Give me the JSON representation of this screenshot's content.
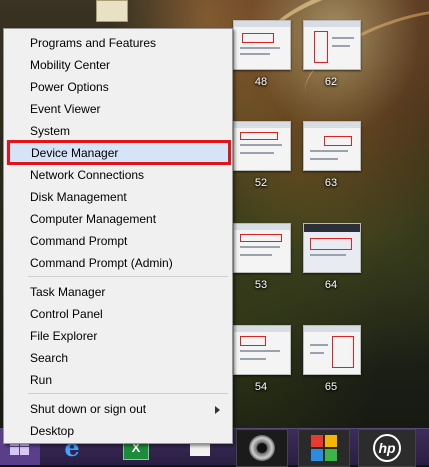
{
  "desktop": {
    "icons": [
      {
        "label": "48"
      },
      {
        "label": "62"
      },
      {
        "label": "52"
      },
      {
        "label": "63"
      },
      {
        "label": "53"
      },
      {
        "label": "64"
      },
      {
        "label": "54"
      },
      {
        "label": "65"
      }
    ]
  },
  "menu": {
    "group1": [
      {
        "label": "Programs and Features"
      },
      {
        "label": "Mobility Center"
      },
      {
        "label": "Power Options"
      },
      {
        "label": "Event Viewer"
      },
      {
        "label": "System"
      },
      {
        "label": "Device Manager"
      },
      {
        "label": "Network Connections"
      },
      {
        "label": "Disk Management"
      },
      {
        "label": "Computer Management"
      },
      {
        "label": "Command Prompt"
      },
      {
        "label": "Command Prompt (Admin)"
      }
    ],
    "group2": [
      {
        "label": "Task Manager"
      },
      {
        "label": "Control Panel"
      },
      {
        "label": "File Explorer"
      },
      {
        "label": "Search"
      },
      {
        "label": "Run"
      }
    ],
    "group3": [
      {
        "label": "Shut down or sign out"
      },
      {
        "label": "Desktop"
      }
    ],
    "selected": "Device Manager",
    "highlight_color": "#e2141b"
  },
  "taskbar": {
    "accent": "#2a1e43",
    "apps": [
      {
        "icon": "windows-start-icon"
      },
      {
        "icon": "internet-explorer-icon"
      },
      {
        "icon": "excel-icon"
      },
      {
        "icon": "store-icon"
      },
      {
        "icon": "camera-app-icon"
      },
      {
        "icon": "puzzle-app-icon"
      },
      {
        "icon": "hp-icon"
      }
    ]
  }
}
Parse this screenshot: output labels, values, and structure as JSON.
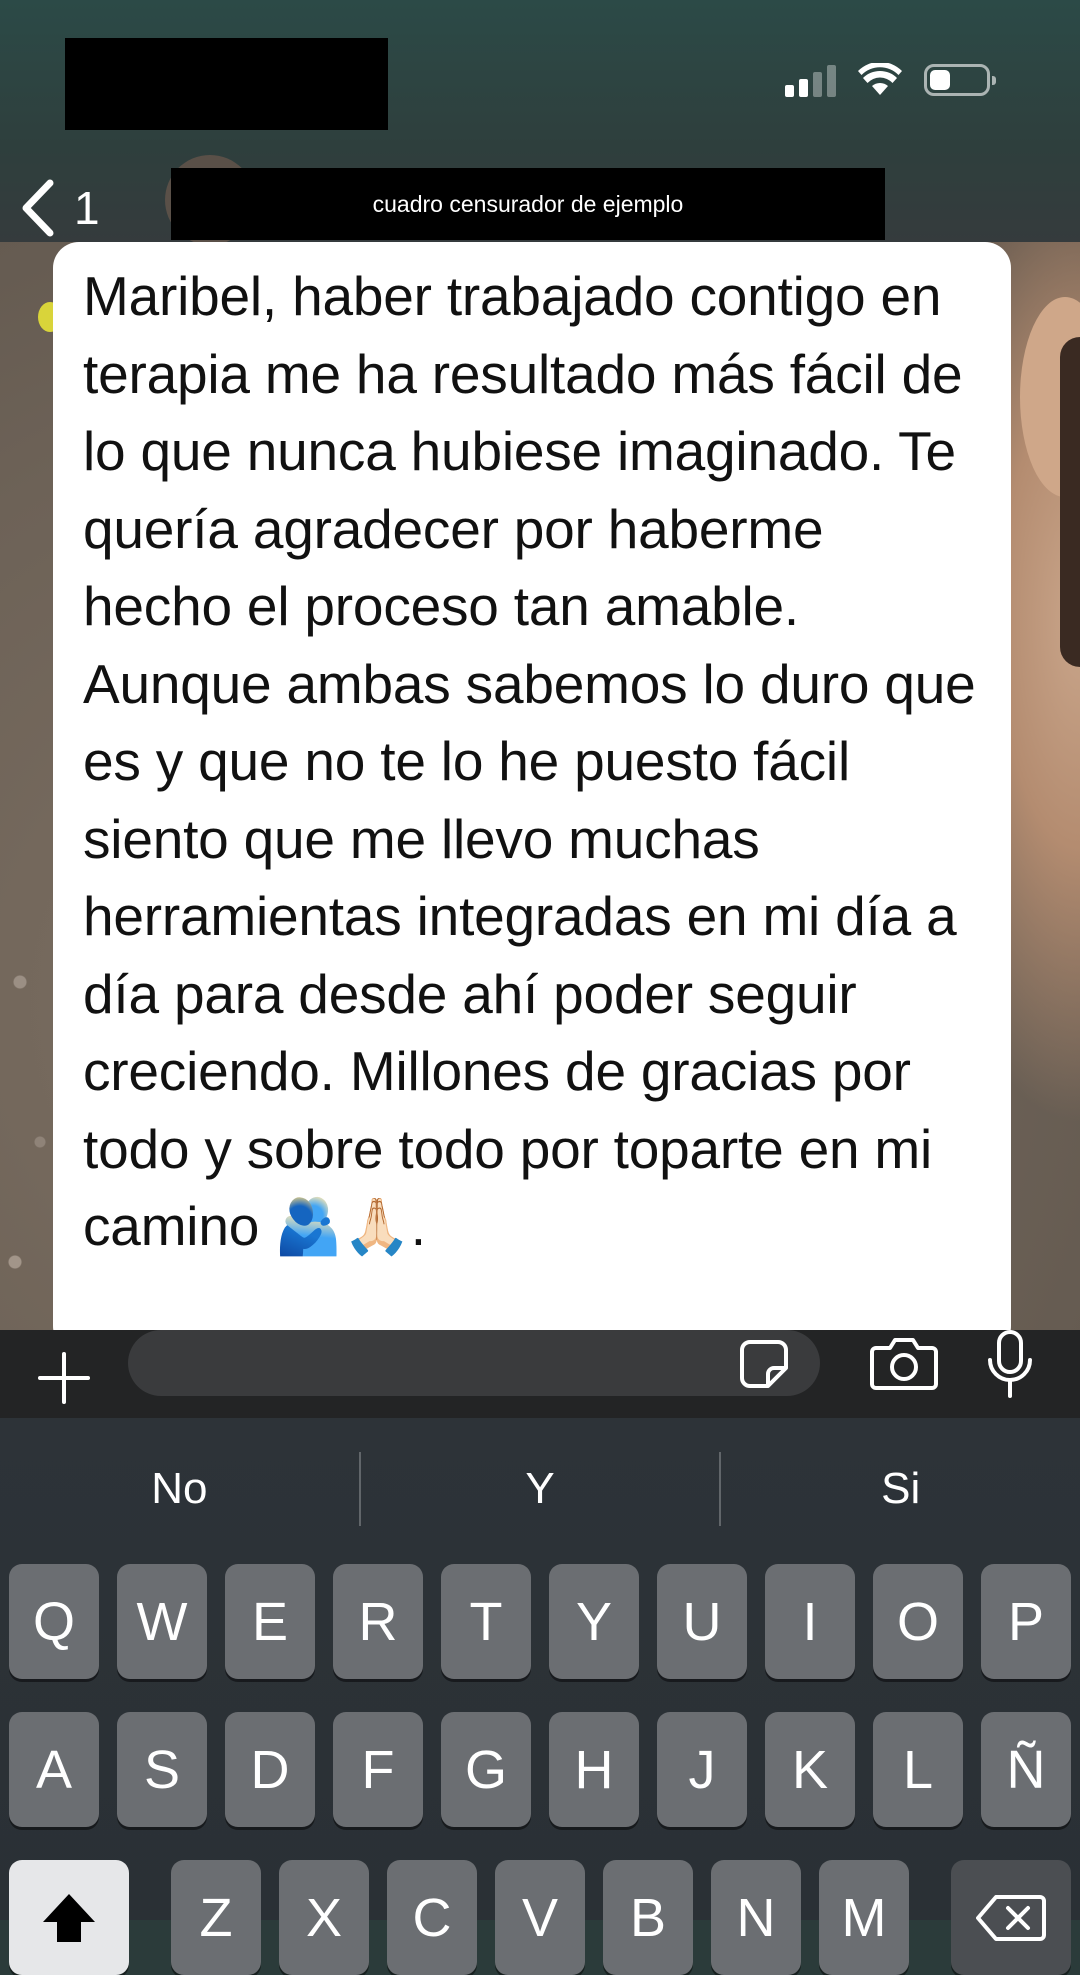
{
  "status_bar": {
    "icons": [
      "signal-icon",
      "wifi-icon",
      "battery-icon"
    ]
  },
  "header": {
    "back_count": "1",
    "censor_label": "cuadro censurador de ejemplo"
  },
  "message": {
    "text": "Maribel, haber trabajado contigo en terapia me ha resultado más fácil de lo que nunca hubiese imaginado. Te quería agradecer por haberme hecho el proceso tan amable. Aunque ambas sabemos lo duro que es y que no te lo he puesto fácil siento que me llevo muchas herramientas integradas en mi día a día para desde ahí poder seguir creciendo. Millones de gracias por todo y sobre todo por toparte en mi camino 🫂🙏🏻."
  },
  "input_bar": {
    "placeholder": "",
    "icons": [
      "plus-icon",
      "sticker-icon",
      "camera-icon",
      "microphone-icon"
    ]
  },
  "keyboard": {
    "suggestions": [
      "No",
      "Y",
      "Si"
    ],
    "row1": [
      "Q",
      "W",
      "E",
      "R",
      "T",
      "Y",
      "U",
      "I",
      "O",
      "P"
    ],
    "row2": [
      "A",
      "S",
      "D",
      "F",
      "G",
      "H",
      "J",
      "K",
      "L",
      "Ñ"
    ],
    "row3": [
      "Z",
      "X",
      "C",
      "V",
      "B",
      "N",
      "M"
    ]
  },
  "colors": {
    "header_bg": "#2e3f3d",
    "bubble_bg": "#ffffff",
    "input_bar_bg": "#232425",
    "keyboard_bg": "#2d3338",
    "key_bg": "#6b6e72",
    "shift_key_bg": "#e6e7e9"
  }
}
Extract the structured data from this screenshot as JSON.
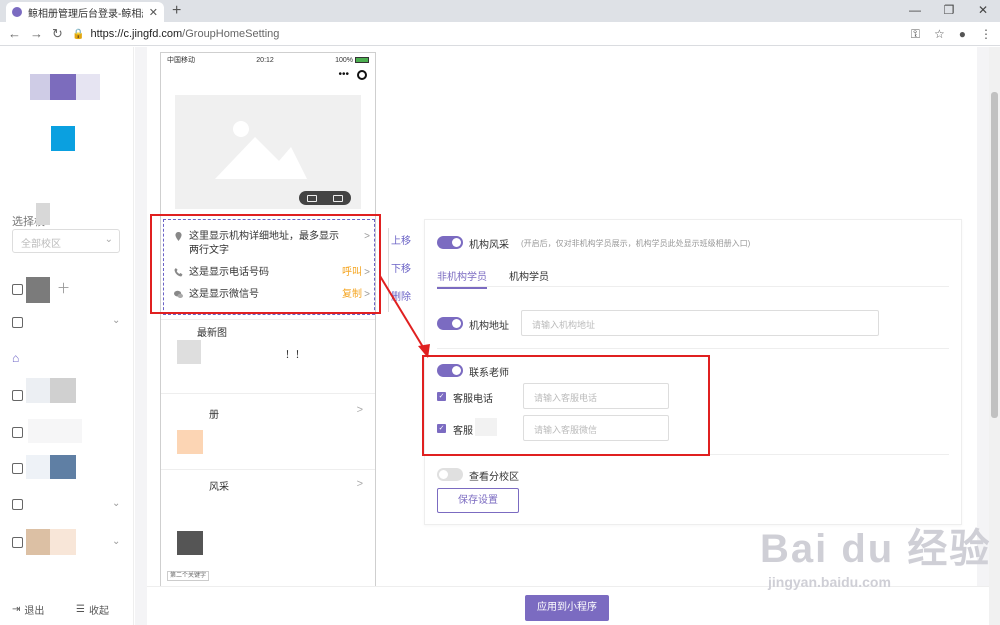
{
  "browser": {
    "tab_title": "鲸相册管理后台登录-鲸相册_会",
    "tab_close": "✕",
    "new_tab": "+",
    "url_domain": "https://c.jingfd.com",
    "url_path": "/GroupHomeSetting",
    "window_controls": [
      "—",
      "❐",
      "✕"
    ]
  },
  "sidebar": {
    "select_label": "选择校",
    "campus_select_value": "全部校区",
    "menu_text_fragment": "十",
    "logout": "退出",
    "collapse": "收起"
  },
  "phone": {
    "carrier": "中国移动",
    "time": "20:12",
    "battery": "100%",
    "menu_dots": "•••",
    "address": "这里显示机构详细地址，最多显示两行文字",
    "phone_text": "这是显示电话号码",
    "phone_action": "呼叫",
    "wechat_text": "这是显示微信号",
    "wechat_action": "复制",
    "row1": "最新图",
    "row2": "！！",
    "row3": "册",
    "row4": "风采",
    "footer1": "第二个关键字",
    "chev": ">"
  },
  "side_ops": {
    "up": "上移",
    "down": "下移",
    "delete": "删除"
  },
  "settings": {
    "style_label": "机构风采",
    "style_hint": "(开启后，仅对非机构学员展示，机构学员此处显示班级相册入口)",
    "tab_non_member": "非机构学员",
    "tab_member": "机构学员",
    "address_label": "机构地址",
    "address_placeholder": "请输入机构地址",
    "contact_label": "联系老师",
    "service_phone_label": "客服电话",
    "service_phone_placeholder": "请输入客服电话",
    "service_wechat_label": "客服",
    "service_wechat_placeholder": "请输入客服微信",
    "branch_label": "查看分校区",
    "save_button": "保存设置",
    "check_mark": "✓"
  },
  "apply_button": "应用到小程序",
  "watermark": {
    "big": "Bai du 经验",
    "small": "jingyan.baidu.com"
  },
  "colors": {
    "accent": "#7b6bc1",
    "annotation_red": "#e02020",
    "action_orange": "#f5a623"
  }
}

§ Request: Locate the lines above that hold the word "screenshot". Show every one of them.

§ Correct output:
Give me the JSON representation of this screenshot's content.
Parse this screenshot: output labels, values, and structure as JSON.
Extract the structured data from this screenshot as JSON.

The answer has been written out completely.